[start Given data]

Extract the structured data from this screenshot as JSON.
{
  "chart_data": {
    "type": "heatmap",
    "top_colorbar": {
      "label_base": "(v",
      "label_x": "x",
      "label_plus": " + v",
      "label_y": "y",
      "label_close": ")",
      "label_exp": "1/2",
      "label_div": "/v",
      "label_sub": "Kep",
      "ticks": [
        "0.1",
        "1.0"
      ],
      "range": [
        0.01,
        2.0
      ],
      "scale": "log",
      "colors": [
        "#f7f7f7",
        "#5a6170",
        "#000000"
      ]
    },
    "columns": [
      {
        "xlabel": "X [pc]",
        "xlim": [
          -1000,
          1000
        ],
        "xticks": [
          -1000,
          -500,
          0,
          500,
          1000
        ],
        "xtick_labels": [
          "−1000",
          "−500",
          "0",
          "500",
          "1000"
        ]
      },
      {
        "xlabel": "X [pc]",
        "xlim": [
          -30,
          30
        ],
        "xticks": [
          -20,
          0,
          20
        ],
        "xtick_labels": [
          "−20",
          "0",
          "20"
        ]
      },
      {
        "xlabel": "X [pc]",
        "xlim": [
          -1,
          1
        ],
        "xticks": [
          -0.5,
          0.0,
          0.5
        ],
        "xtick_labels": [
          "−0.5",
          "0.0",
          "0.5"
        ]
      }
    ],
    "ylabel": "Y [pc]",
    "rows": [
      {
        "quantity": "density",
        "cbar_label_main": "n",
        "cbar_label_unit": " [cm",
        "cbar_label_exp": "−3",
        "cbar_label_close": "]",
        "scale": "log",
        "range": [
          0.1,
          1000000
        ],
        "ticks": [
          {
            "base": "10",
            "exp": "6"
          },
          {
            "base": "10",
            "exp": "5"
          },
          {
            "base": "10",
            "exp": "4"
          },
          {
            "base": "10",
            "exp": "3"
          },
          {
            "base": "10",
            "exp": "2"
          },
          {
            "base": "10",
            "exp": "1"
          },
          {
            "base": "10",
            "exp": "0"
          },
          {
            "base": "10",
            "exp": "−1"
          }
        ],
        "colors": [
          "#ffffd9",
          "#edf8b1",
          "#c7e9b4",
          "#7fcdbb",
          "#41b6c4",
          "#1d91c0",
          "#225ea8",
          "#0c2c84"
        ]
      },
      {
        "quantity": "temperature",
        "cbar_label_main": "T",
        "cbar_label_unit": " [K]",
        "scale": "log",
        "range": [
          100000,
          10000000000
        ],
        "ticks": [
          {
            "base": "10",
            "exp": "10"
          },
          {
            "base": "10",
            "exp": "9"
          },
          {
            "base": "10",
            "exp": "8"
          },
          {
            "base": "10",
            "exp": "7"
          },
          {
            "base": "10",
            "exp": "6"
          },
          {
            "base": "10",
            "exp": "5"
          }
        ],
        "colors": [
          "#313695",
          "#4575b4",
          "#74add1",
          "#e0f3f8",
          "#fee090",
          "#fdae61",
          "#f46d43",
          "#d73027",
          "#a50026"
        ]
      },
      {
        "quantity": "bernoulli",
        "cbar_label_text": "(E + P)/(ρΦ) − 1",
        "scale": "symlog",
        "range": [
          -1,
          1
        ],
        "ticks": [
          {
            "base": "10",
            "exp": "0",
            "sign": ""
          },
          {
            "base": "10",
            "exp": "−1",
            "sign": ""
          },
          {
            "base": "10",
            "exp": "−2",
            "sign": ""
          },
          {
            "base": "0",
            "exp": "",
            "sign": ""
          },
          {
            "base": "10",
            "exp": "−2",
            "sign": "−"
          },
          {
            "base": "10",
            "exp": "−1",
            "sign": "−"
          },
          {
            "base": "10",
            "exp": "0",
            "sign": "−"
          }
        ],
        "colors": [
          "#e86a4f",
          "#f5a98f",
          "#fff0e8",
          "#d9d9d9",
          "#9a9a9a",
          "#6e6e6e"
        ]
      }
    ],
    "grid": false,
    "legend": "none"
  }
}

[end Given data]

[Directive]: Copy the material above, line for line.

[Task response]:
Extract the structured data from this screenshot as JSON.
{
  "chart_data": {
    "type": "heatmap",
    "top_colorbar": {
      "label_base": "(v",
      "label_x": "x",
      "label_plus": " + v",
      "label_y": "y",
      "label_close": ")",
      "label_exp": "1/2",
      "label_div": "/v",
      "label_sub": "Kep",
      "ticks": [
        "0.1",
        "1.0"
      ],
      "range": [
        0.01,
        2.0
      ],
      "scale": "log",
      "colors": [
        "#f7f7f7",
        "#5a6170",
        "#000000"
      ]
    },
    "columns": [
      {
        "xlabel": "X [pc]",
        "xlim": [
          -1000,
          1000
        ],
        "xticks": [
          -1000,
          -500,
          0,
          500,
          1000
        ],
        "xtick_labels": [
          "−1000",
          "−500",
          "0",
          "500",
          "1000"
        ]
      },
      {
        "xlabel": "X [pc]",
        "xlim": [
          -30,
          30
        ],
        "xticks": [
          -20,
          0,
          20
        ],
        "xtick_labels": [
          "−20",
          "0",
          "20"
        ]
      },
      {
        "xlabel": "X [pc]",
        "xlim": [
          -1,
          1
        ],
        "xticks": [
          -0.5,
          0.0,
          0.5
        ],
        "xtick_labels": [
          "−0.5",
          "0.0",
          "0.5"
        ]
      }
    ],
    "ylabel": "Y [pc]",
    "rows": [
      {
        "quantity": "density",
        "cbar_label_main": "n",
        "cbar_label_unit": " [cm",
        "cbar_label_exp": "−3",
        "cbar_label_close": "]",
        "scale": "log",
        "range": [
          0.1,
          1000000
        ],
        "ticks": [
          {
            "base": "10",
            "exp": "6"
          },
          {
            "base": "10",
            "exp": "5"
          },
          {
            "base": "10",
            "exp": "4"
          },
          {
            "base": "10",
            "exp": "3"
          },
          {
            "base": "10",
            "exp": "2"
          },
          {
            "base": "10",
            "exp": "1"
          },
          {
            "base": "10",
            "exp": "0"
          },
          {
            "base": "10",
            "exp": "−1"
          }
        ],
        "colors": [
          "#ffffd9",
          "#edf8b1",
          "#c7e9b4",
          "#7fcdbb",
          "#41b6c4",
          "#1d91c0",
          "#225ea8",
          "#0c2c84"
        ]
      },
      {
        "quantity": "temperature",
        "cbar_label_main": "T",
        "cbar_label_unit": " [K]",
        "scale": "log",
        "range": [
          100000,
          10000000000
        ],
        "ticks": [
          {
            "base": "10",
            "exp": "10"
          },
          {
            "base": "10",
            "exp": "9"
          },
          {
            "base": "10",
            "exp": "8"
          },
          {
            "base": "10",
            "exp": "7"
          },
          {
            "base": "10",
            "exp": "6"
          },
          {
            "base": "10",
            "exp": "5"
          }
        ],
        "colors": [
          "#313695",
          "#4575b4",
          "#74add1",
          "#e0f3f8",
          "#fee090",
          "#fdae61",
          "#f46d43",
          "#d73027",
          "#a50026"
        ]
      },
      {
        "quantity": "bernoulli",
        "cbar_label_text": "(E + P)/(ρΦ) − 1",
        "scale": "symlog",
        "range": [
          -1,
          1
        ],
        "ticks": [
          {
            "base": "10",
            "exp": "0",
            "sign": ""
          },
          {
            "base": "10",
            "exp": "−1",
            "sign": ""
          },
          {
            "base": "10",
            "exp": "−2",
            "sign": ""
          },
          {
            "base": "0",
            "exp": "",
            "sign": ""
          },
          {
            "base": "10",
            "exp": "−2",
            "sign": "−"
          },
          {
            "base": "10",
            "exp": "−1",
            "sign": "−"
          },
          {
            "base": "10",
            "exp": "0",
            "sign": "−"
          }
        ],
        "colors": [
          "#e86a4f",
          "#f5a98f",
          "#fff0e8",
          "#d9d9d9",
          "#9a9a9a",
          "#6e6e6e"
        ]
      }
    ],
    "grid": false,
    "legend": "none"
  }
}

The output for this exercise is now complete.